** BEGIN Record extracts **
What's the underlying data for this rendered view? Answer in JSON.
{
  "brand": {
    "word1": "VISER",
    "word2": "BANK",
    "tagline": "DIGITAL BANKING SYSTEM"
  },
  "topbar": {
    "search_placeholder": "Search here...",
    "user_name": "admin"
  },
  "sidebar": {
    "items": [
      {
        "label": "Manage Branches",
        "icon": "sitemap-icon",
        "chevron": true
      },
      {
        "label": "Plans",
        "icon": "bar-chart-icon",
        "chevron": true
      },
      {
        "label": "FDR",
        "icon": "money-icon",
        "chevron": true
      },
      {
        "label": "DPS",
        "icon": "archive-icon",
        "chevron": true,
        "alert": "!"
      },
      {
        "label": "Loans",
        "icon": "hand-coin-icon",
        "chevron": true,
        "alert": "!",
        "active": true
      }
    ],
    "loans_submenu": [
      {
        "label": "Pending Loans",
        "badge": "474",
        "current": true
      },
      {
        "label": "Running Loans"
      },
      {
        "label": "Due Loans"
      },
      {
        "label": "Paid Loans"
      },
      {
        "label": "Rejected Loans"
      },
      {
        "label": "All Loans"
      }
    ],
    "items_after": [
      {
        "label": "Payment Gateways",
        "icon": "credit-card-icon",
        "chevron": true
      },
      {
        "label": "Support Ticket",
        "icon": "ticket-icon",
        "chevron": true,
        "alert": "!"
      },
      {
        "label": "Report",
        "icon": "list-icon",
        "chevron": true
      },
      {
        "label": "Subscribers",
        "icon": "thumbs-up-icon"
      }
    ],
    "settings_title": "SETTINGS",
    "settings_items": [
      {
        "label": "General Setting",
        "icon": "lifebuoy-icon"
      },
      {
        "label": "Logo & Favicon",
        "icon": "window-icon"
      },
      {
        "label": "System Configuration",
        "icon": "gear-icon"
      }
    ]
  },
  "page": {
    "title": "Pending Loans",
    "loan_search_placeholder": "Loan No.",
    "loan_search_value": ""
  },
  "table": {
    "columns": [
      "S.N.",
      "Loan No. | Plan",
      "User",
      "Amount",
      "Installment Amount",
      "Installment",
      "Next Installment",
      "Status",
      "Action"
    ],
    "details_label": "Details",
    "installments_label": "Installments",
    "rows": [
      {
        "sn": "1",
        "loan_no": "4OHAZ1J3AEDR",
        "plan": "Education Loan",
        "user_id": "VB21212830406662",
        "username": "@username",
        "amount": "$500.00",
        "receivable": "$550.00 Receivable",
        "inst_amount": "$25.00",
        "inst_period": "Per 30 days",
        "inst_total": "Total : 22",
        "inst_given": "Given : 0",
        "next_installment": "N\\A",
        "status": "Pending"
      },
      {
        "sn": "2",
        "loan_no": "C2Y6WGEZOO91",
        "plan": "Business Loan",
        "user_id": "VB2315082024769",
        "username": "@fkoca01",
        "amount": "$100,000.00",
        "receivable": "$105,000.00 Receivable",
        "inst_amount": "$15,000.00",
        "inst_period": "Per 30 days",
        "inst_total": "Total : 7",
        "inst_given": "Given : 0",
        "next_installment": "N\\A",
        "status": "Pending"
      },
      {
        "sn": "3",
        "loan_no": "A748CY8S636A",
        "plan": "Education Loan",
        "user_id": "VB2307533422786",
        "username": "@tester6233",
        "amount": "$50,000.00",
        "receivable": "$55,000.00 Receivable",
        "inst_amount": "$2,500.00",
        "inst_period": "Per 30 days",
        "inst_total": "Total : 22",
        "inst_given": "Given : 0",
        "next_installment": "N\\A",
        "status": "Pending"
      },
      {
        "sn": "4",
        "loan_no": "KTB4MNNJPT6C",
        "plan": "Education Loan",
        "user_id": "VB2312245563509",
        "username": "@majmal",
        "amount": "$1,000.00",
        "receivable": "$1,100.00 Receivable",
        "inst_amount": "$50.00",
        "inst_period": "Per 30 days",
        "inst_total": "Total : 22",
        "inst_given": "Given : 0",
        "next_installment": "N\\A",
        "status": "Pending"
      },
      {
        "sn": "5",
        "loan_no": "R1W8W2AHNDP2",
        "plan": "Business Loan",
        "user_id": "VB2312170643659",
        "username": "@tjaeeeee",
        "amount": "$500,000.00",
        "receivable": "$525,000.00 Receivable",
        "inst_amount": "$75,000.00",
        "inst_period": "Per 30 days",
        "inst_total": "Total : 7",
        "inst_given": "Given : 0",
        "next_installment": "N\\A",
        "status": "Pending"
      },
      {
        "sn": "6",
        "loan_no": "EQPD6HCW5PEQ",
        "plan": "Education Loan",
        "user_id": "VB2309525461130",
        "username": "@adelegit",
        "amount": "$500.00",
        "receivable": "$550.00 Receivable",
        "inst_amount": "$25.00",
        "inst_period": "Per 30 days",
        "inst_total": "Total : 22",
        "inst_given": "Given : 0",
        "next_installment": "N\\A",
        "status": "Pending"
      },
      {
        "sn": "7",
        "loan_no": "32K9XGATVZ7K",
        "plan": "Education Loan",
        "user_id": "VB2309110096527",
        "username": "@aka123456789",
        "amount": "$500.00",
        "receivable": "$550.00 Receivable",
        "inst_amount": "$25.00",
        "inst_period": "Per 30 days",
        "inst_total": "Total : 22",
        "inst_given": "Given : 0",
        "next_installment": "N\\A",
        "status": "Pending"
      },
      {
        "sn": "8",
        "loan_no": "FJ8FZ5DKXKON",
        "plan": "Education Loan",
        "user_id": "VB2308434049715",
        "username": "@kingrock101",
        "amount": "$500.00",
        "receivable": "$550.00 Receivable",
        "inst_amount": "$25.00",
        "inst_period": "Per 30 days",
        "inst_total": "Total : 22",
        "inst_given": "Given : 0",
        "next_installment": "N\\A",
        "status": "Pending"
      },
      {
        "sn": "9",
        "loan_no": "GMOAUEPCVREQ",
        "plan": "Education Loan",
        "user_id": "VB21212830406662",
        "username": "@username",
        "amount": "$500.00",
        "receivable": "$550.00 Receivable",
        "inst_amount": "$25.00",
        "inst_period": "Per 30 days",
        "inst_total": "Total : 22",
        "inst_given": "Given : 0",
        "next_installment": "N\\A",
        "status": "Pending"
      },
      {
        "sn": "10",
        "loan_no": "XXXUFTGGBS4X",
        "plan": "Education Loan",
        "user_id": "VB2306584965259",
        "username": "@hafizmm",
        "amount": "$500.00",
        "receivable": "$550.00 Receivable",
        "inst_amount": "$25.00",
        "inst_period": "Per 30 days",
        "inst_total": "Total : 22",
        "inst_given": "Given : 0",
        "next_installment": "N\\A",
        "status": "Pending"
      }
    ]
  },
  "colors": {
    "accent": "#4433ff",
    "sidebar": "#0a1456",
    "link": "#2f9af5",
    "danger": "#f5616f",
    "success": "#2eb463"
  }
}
** END Record extracts **
### What you need to do
Send back all of the entries exactly, with nothing missing.

### Answer in full
What's the underlying data for this rendered view? Answer in JSON.
{
  "brand": {
    "word1": "VISER",
    "word2": "BANK",
    "tagline": "DIGITAL BANKING SYSTEM"
  },
  "topbar": {
    "search_placeholder": "Search here...",
    "user_name": "admin"
  },
  "sidebar": {
    "items": [
      {
        "label": "Manage Branches",
        "icon": "sitemap-icon",
        "chevron": true
      },
      {
        "label": "Plans",
        "icon": "bar-chart-icon",
        "chevron": true
      },
      {
        "label": "FDR",
        "icon": "money-icon",
        "chevron": true
      },
      {
        "label": "DPS",
        "icon": "archive-icon",
        "chevron": true,
        "alert": "!"
      },
      {
        "label": "Loans",
        "icon": "hand-coin-icon",
        "chevron": true,
        "alert": "!",
        "active": true
      }
    ],
    "loans_submenu": [
      {
        "label": "Pending Loans",
        "badge": "474",
        "current": true
      },
      {
        "label": "Running Loans"
      },
      {
        "label": "Due Loans"
      },
      {
        "label": "Paid Loans"
      },
      {
        "label": "Rejected Loans"
      },
      {
        "label": "All Loans"
      }
    ],
    "items_after": [
      {
        "label": "Payment Gateways",
        "icon": "credit-card-icon",
        "chevron": true
      },
      {
        "label": "Support Ticket",
        "icon": "ticket-icon",
        "chevron": true,
        "alert": "!"
      },
      {
        "label": "Report",
        "icon": "list-icon",
        "chevron": true
      },
      {
        "label": "Subscribers",
        "icon": "thumbs-up-icon"
      }
    ],
    "settings_title": "SETTINGS",
    "settings_items": [
      {
        "label": "General Setting",
        "icon": "lifebuoy-icon"
      },
      {
        "label": "Logo & Favicon",
        "icon": "window-icon"
      },
      {
        "label": "System Configuration",
        "icon": "gear-icon"
      }
    ]
  },
  "page": {
    "title": "Pending Loans",
    "loan_search_placeholder": "Loan No.",
    "loan_search_value": ""
  },
  "table": {
    "columns": [
      "S.N.",
      "Loan No. | Plan",
      "User",
      "Amount",
      "Installment Amount",
      "Installment",
      "Next Installment",
      "Status",
      "Action"
    ],
    "details_label": "Details",
    "installments_label": "Installments",
    "rows": [
      {
        "sn": "1",
        "loan_no": "4OHAZ1J3AEDR",
        "plan": "Education Loan",
        "user_id": "VB21212830406662",
        "username": "@username",
        "amount": "$500.00",
        "receivable": "$550.00 Receivable",
        "inst_amount": "$25.00",
        "inst_period": "Per 30 days",
        "inst_total": "Total : 22",
        "inst_given": "Given : 0",
        "next_installment": "N\\A",
        "status": "Pending"
      },
      {
        "sn": "2",
        "loan_no": "C2Y6WGEZOO91",
        "plan": "Business Loan",
        "user_id": "VB2315082024769",
        "username": "@fkoca01",
        "amount": "$100,000.00",
        "receivable": "$105,000.00 Receivable",
        "inst_amount": "$15,000.00",
        "inst_period": "Per 30 days",
        "inst_total": "Total : 7",
        "inst_given": "Given : 0",
        "next_installment": "N\\A",
        "status": "Pending"
      },
      {
        "sn": "3",
        "loan_no": "A748CY8S636A",
        "plan": "Education Loan",
        "user_id": "VB2307533422786",
        "username": "@tester6233",
        "amount": "$50,000.00",
        "receivable": "$55,000.00 Receivable",
        "inst_amount": "$2,500.00",
        "inst_period": "Per 30 days",
        "inst_total": "Total : 22",
        "inst_given": "Given : 0",
        "next_installment": "N\\A",
        "status": "Pending"
      },
      {
        "sn": "4",
        "loan_no": "KTB4MNNJPT6C",
        "plan": "Education Loan",
        "user_id": "VB2312245563509",
        "username": "@majmal",
        "amount": "$1,000.00",
        "receivable": "$1,100.00 Receivable",
        "inst_amount": "$50.00",
        "inst_period": "Per 30 days",
        "inst_total": "Total : 22",
        "inst_given": "Given : 0",
        "next_installment": "N\\A",
        "status": "Pending"
      },
      {
        "sn": "5",
        "loan_no": "R1W8W2AHNDP2",
        "plan": "Business Loan",
        "user_id": "VB2312170643659",
        "username": "@tjaeeeee",
        "amount": "$500,000.00",
        "receivable": "$525,000.00 Receivable",
        "inst_amount": "$75,000.00",
        "inst_period": "Per 30 days",
        "inst_total": "Total : 7",
        "inst_given": "Given : 0",
        "next_installment": "N\\A",
        "status": "Pending"
      },
      {
        "sn": "6",
        "loan_no": "EQPD6HCW5PEQ",
        "plan": "Education Loan",
        "user_id": "VB2309525461130",
        "username": "@adelegit",
        "amount": "$500.00",
        "receivable": "$550.00 Receivable",
        "inst_amount": "$25.00",
        "inst_period": "Per 30 days",
        "inst_total": "Total : 22",
        "inst_given": "Given : 0",
        "next_installment": "N\\A",
        "status": "Pending"
      },
      {
        "sn": "7",
        "loan_no": "32K9XGATVZ7K",
        "plan": "Education Loan",
        "user_id": "VB2309110096527",
        "username": "@aka123456789",
        "amount": "$500.00",
        "receivable": "$550.00 Receivable",
        "inst_amount": "$25.00",
        "inst_period": "Per 30 days",
        "inst_total": "Total : 22",
        "inst_given": "Given : 0",
        "next_installment": "N\\A",
        "status": "Pending"
      },
      {
        "sn": "8",
        "loan_no": "FJ8FZ5DKXKON",
        "plan": "Education Loan",
        "user_id": "VB2308434049715",
        "username": "@kingrock101",
        "amount": "$500.00",
        "receivable": "$550.00 Receivable",
        "inst_amount": "$25.00",
        "inst_period": "Per 30 days",
        "inst_total": "Total : 22",
        "inst_given": "Given : 0",
        "next_installment": "N\\A",
        "status": "Pending"
      },
      {
        "sn": "9",
        "loan_no": "GMOAUEPCVREQ",
        "plan": "Education Loan",
        "user_id": "VB21212830406662",
        "username": "@username",
        "amount": "$500.00",
        "receivable": "$550.00 Receivable",
        "inst_amount": "$25.00",
        "inst_period": "Per 30 days",
        "inst_total": "Total : 22",
        "inst_given": "Given : 0",
        "next_installment": "N\\A",
        "status": "Pending"
      },
      {
        "sn": "10",
        "loan_no": "XXXUFTGGBS4X",
        "plan": "Education Loan",
        "user_id": "VB2306584965259",
        "username": "@hafizmm",
        "amount": "$500.00",
        "receivable": "$550.00 Receivable",
        "inst_amount": "$25.00",
        "inst_period": "Per 30 days",
        "inst_total": "Total : 22",
        "inst_given": "Given : 0",
        "next_installment": "N\\A",
        "status": "Pending"
      }
    ]
  },
  "colors": {
    "accent": "#4433ff",
    "sidebar": "#0a1456",
    "link": "#2f9af5",
    "danger": "#f5616f",
    "success": "#2eb463"
  }
}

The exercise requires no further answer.